Task goal> Reproduce the records verbatim, from their first line through the line containing "logo-letter: Я <box>936 240 968 286</box>", including both of those lines.

Material for this task>
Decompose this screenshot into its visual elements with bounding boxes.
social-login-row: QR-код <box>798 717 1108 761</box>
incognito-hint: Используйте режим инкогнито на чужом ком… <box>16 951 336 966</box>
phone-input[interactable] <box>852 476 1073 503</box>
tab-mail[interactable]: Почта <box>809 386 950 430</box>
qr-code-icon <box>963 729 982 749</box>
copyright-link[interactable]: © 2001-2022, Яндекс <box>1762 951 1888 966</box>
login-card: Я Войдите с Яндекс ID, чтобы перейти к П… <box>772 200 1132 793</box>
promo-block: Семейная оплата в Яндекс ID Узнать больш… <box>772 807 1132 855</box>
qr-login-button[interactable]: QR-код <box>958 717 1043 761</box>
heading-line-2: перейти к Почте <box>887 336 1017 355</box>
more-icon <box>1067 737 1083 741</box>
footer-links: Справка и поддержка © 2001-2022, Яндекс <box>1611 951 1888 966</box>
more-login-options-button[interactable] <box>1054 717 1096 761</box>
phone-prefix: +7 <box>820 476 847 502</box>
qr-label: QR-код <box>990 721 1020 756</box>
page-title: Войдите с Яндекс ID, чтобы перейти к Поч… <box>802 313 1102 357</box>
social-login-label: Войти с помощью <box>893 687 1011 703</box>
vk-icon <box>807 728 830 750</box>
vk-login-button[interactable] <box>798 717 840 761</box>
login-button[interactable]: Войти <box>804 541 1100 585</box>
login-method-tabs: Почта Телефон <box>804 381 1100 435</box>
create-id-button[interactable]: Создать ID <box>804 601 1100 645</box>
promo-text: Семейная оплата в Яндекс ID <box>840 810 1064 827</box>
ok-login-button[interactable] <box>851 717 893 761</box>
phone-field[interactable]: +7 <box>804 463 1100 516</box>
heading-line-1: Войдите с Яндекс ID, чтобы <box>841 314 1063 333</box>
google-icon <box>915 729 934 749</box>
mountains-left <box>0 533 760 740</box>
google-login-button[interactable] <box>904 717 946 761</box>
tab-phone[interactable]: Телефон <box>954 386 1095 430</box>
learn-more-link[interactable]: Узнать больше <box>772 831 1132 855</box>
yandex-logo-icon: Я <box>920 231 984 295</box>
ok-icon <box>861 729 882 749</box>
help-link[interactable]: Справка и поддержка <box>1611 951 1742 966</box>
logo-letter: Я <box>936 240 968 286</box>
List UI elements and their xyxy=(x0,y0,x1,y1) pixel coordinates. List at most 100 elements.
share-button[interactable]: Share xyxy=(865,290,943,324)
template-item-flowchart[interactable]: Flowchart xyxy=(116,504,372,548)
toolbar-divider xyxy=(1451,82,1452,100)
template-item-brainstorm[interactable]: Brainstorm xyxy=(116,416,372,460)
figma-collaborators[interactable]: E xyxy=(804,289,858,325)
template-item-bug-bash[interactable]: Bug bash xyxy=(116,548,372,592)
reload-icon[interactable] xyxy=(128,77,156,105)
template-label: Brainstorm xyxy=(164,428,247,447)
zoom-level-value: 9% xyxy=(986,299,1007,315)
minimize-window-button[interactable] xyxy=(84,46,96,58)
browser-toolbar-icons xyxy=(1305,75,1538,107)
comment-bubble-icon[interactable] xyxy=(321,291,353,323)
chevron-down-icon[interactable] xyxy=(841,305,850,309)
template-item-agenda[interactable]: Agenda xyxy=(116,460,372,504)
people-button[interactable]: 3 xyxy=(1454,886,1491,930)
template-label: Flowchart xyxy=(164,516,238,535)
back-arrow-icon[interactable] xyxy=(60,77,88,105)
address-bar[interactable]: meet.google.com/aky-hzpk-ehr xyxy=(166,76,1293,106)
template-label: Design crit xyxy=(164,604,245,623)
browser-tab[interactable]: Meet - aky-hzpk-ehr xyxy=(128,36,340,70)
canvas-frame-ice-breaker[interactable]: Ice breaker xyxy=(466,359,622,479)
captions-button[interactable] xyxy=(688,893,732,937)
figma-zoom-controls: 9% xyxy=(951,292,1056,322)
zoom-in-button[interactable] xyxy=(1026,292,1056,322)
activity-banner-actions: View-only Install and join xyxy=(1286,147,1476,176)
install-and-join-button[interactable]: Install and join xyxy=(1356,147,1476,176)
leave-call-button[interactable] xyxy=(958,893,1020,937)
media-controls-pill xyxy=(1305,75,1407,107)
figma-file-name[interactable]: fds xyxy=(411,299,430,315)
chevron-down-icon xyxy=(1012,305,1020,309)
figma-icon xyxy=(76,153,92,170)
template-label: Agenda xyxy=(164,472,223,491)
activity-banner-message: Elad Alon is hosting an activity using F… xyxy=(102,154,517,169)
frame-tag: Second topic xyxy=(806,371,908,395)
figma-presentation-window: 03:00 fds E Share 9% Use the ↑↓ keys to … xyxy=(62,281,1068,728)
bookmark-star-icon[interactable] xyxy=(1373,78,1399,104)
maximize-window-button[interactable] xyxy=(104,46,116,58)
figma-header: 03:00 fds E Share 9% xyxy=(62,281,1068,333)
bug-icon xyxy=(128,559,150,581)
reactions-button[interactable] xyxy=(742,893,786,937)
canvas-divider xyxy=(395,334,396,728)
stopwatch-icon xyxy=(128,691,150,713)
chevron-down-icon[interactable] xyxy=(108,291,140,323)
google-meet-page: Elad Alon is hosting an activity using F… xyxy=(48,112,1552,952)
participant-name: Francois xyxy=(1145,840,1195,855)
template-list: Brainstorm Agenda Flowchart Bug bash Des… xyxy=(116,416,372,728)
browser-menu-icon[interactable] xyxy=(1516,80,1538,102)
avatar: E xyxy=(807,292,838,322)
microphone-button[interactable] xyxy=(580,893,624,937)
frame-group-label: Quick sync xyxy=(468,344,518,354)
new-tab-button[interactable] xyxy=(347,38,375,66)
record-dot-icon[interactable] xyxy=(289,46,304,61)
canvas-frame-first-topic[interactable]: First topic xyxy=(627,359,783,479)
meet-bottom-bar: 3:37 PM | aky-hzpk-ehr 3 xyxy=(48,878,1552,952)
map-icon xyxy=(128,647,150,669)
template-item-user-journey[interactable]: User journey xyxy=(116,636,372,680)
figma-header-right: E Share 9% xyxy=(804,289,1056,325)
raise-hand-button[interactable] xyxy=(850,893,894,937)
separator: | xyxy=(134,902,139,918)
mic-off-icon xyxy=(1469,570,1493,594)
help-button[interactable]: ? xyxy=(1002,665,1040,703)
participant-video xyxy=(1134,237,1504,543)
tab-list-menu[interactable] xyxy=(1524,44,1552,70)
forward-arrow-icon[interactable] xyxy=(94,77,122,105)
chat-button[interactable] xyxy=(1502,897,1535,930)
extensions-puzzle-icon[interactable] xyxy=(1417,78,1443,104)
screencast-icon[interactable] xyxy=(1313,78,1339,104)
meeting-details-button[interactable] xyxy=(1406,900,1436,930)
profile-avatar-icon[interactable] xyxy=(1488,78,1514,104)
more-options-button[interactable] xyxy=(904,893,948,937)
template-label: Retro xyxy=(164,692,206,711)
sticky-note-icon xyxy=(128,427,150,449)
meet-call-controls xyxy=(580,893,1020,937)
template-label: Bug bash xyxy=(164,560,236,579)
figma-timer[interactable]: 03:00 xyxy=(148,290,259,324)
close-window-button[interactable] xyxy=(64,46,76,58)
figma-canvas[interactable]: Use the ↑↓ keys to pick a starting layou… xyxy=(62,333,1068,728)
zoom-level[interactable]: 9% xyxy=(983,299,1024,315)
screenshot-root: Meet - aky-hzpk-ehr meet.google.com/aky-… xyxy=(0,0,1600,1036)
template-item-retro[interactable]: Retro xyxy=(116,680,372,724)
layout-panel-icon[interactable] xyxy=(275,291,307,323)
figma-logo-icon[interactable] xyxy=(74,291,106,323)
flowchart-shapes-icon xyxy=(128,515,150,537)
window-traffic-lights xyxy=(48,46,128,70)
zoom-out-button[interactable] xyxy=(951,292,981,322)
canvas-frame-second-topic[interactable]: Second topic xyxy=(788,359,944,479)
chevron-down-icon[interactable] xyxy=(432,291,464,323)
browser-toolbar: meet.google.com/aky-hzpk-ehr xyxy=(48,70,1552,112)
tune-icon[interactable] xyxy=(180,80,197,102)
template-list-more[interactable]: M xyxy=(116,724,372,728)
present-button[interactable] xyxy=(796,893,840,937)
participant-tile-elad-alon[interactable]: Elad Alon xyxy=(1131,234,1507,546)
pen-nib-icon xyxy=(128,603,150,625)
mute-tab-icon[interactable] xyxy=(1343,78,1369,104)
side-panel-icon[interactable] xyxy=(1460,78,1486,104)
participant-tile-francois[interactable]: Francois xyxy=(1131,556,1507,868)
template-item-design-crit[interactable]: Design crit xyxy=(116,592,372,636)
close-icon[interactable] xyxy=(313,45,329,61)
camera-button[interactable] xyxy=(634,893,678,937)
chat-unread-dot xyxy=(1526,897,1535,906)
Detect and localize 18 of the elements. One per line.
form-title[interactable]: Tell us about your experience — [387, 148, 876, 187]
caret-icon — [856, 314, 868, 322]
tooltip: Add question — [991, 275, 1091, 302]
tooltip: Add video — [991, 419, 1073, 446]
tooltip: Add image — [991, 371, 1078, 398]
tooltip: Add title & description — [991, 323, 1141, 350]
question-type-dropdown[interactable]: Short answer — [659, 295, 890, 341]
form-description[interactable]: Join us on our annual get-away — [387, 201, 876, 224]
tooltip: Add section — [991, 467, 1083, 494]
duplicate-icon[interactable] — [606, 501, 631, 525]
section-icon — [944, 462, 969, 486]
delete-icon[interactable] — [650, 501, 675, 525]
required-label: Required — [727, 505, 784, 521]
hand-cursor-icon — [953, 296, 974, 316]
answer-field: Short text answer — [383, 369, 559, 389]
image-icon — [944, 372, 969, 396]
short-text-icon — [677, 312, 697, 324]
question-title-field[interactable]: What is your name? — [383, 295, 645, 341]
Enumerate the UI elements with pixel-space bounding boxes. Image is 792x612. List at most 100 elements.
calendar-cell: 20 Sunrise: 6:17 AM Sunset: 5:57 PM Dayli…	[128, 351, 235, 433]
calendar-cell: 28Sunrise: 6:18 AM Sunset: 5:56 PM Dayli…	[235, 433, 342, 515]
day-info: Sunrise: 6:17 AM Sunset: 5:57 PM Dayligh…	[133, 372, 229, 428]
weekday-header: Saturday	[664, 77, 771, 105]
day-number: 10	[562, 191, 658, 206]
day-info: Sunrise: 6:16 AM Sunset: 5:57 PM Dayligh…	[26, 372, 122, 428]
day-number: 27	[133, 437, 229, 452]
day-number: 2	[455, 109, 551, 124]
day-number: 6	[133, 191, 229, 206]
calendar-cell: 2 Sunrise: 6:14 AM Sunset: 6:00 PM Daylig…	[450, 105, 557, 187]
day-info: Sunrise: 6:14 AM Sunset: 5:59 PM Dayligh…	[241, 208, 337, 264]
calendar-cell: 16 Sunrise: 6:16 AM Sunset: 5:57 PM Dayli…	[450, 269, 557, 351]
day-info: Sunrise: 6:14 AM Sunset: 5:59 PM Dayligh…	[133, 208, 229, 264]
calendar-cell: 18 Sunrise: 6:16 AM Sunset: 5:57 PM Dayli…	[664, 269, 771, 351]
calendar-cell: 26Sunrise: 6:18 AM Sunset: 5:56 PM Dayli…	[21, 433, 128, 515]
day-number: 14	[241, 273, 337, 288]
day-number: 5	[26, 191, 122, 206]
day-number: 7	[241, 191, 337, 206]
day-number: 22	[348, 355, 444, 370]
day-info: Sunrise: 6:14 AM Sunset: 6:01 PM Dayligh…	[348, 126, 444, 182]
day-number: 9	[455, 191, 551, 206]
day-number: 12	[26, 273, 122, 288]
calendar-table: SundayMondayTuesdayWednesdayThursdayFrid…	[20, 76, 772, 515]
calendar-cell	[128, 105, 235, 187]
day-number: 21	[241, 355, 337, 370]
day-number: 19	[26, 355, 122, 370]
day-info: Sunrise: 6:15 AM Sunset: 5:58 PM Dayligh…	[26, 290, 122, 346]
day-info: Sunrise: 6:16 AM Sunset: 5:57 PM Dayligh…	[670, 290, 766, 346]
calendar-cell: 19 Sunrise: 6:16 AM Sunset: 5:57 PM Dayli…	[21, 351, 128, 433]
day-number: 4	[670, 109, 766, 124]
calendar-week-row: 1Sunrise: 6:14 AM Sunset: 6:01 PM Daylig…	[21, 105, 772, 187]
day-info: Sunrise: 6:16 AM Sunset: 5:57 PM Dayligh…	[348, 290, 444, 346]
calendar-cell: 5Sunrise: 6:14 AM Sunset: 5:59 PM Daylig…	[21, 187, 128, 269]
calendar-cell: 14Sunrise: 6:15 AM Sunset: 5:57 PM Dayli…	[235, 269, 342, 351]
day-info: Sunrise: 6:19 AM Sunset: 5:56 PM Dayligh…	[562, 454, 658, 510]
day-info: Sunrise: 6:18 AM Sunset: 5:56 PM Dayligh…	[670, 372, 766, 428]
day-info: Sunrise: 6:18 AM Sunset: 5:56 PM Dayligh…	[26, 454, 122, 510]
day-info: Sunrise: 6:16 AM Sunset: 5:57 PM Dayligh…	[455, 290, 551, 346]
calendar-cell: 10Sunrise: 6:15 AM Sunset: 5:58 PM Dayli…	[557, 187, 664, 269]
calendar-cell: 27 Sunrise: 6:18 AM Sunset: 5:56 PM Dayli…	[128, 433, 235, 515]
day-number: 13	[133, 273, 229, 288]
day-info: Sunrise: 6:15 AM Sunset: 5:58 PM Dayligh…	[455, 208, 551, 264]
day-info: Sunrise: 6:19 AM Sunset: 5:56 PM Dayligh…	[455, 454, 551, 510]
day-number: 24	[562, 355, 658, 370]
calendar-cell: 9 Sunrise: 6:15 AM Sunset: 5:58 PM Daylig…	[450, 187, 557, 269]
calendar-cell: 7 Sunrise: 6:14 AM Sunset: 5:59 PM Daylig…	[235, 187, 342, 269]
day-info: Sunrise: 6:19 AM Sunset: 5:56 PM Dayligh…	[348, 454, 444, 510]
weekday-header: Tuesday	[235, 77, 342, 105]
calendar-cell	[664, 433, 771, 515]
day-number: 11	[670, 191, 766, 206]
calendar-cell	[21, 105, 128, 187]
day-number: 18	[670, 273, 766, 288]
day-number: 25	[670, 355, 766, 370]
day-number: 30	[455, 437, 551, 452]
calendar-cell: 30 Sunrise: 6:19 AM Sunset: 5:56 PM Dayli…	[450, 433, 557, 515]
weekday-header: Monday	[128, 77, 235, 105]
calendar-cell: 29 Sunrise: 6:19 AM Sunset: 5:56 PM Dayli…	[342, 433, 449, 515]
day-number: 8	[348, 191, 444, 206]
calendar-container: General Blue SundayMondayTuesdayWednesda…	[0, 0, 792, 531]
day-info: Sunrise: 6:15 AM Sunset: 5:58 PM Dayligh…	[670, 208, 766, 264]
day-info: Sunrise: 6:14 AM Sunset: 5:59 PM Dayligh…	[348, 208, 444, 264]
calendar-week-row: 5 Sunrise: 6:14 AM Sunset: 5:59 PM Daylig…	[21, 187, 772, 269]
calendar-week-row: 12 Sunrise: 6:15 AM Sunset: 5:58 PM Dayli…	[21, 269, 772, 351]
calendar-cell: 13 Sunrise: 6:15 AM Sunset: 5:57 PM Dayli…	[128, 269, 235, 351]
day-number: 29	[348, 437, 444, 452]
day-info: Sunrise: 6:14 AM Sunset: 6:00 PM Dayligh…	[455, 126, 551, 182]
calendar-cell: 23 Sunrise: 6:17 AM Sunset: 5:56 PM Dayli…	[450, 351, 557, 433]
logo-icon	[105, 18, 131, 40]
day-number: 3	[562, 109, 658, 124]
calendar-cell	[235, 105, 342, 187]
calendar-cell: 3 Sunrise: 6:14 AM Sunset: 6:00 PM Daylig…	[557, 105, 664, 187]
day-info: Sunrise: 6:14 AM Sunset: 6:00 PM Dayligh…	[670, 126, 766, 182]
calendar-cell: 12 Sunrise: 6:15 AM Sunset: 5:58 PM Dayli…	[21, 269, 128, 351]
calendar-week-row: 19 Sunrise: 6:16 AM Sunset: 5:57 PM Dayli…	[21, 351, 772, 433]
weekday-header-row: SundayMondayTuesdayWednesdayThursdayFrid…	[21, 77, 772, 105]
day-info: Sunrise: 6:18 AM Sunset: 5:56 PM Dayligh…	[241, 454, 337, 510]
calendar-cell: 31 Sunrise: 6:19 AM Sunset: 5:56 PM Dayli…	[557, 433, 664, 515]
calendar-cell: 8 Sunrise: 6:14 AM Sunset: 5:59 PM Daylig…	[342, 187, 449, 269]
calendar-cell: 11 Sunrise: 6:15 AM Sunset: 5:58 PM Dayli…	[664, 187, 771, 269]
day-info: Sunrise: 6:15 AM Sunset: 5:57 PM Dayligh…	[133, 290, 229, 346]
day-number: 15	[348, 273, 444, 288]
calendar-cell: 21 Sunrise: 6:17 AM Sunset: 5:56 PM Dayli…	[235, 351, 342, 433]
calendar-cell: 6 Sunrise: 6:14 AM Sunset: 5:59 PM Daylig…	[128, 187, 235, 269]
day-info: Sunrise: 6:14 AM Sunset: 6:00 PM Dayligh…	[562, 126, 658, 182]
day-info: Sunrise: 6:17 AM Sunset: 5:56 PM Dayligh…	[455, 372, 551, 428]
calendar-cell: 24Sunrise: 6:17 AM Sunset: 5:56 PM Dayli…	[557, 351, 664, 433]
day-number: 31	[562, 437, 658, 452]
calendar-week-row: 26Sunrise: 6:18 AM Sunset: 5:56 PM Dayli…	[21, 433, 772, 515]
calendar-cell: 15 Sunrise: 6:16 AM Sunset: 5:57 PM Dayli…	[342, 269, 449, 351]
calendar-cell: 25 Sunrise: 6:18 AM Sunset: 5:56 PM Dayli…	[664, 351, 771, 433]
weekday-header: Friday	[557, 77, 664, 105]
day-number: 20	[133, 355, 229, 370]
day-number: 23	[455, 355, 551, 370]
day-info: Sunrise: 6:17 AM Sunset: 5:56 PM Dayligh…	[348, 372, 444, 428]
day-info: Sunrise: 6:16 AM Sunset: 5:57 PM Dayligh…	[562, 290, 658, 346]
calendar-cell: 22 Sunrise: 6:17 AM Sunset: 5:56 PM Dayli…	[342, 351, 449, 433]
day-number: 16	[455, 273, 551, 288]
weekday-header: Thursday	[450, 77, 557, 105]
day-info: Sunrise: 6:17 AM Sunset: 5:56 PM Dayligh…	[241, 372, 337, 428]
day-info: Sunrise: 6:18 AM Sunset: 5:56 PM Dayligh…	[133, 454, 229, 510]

Written solution>
Decompose this screenshot into its visual elements with bounding boxes.
social-login-row: QR-код <box>798 717 1108 761</box>
incognito-hint: Используйте режим инкогнито на чужом ком… <box>16 951 336 966</box>
phone-input[interactable] <box>852 476 1073 503</box>
tab-mail[interactable]: Почта <box>809 386 950 430</box>
qr-code-icon <box>963 729 982 749</box>
copyright-link[interactable]: © 2001-2022, Яндекс <box>1762 951 1888 966</box>
login-card: Я Войдите с Яндекс ID, чтобы перейти к П… <box>772 200 1132 793</box>
promo-block: Семейная оплата в Яндекс ID Узнать больш… <box>772 807 1132 855</box>
qr-login-button[interactable]: QR-код <box>958 717 1043 761</box>
heading-line-2: перейти к Почте <box>887 336 1017 355</box>
more-icon <box>1067 737 1083 741</box>
footer-links: Справка и поддержка © 2001-2022, Яндекс <box>1611 951 1888 966</box>
more-login-options-button[interactable] <box>1054 717 1096 761</box>
phone-prefix: +7 <box>820 476 847 502</box>
qr-label: QR-код <box>990 721 1020 756</box>
page-title: Войдите с Яндекс ID, чтобы перейти к Поч… <box>802 313 1102 357</box>
social-login-label: Войти с помощью <box>893 687 1011 703</box>
vk-icon <box>807 728 830 750</box>
vk-login-button[interactable] <box>798 717 840 761</box>
login-button[interactable]: Войти <box>804 541 1100 585</box>
login-method-tabs: Почта Телефон <box>804 381 1100 435</box>
create-id-button[interactable]: Создать ID <box>804 601 1100 645</box>
promo-text: Семейная оплата в Яндекс ID <box>840 810 1064 827</box>
ok-login-button[interactable] <box>851 717 893 761</box>
phone-field[interactable]: +7 <box>804 463 1100 516</box>
heading-line-1: Войдите с Яндекс ID, чтобы <box>841 314 1063 333</box>
google-icon <box>915 729 934 749</box>
mountains-left <box>0 533 760 740</box>
google-login-button[interactable] <box>904 717 946 761</box>
tab-phone[interactable]: Телефон <box>954 386 1095 430</box>
learn-more-link[interactable]: Узнать больше <box>772 831 1132 855</box>
yandex-logo-icon: Я <box>920 231 984 295</box>
ok-icon <box>861 729 882 749</box>
help-link[interactable]: Справка и поддержка <box>1611 951 1742 966</box>
logo-letter: Я <box>936 240 968 286</box>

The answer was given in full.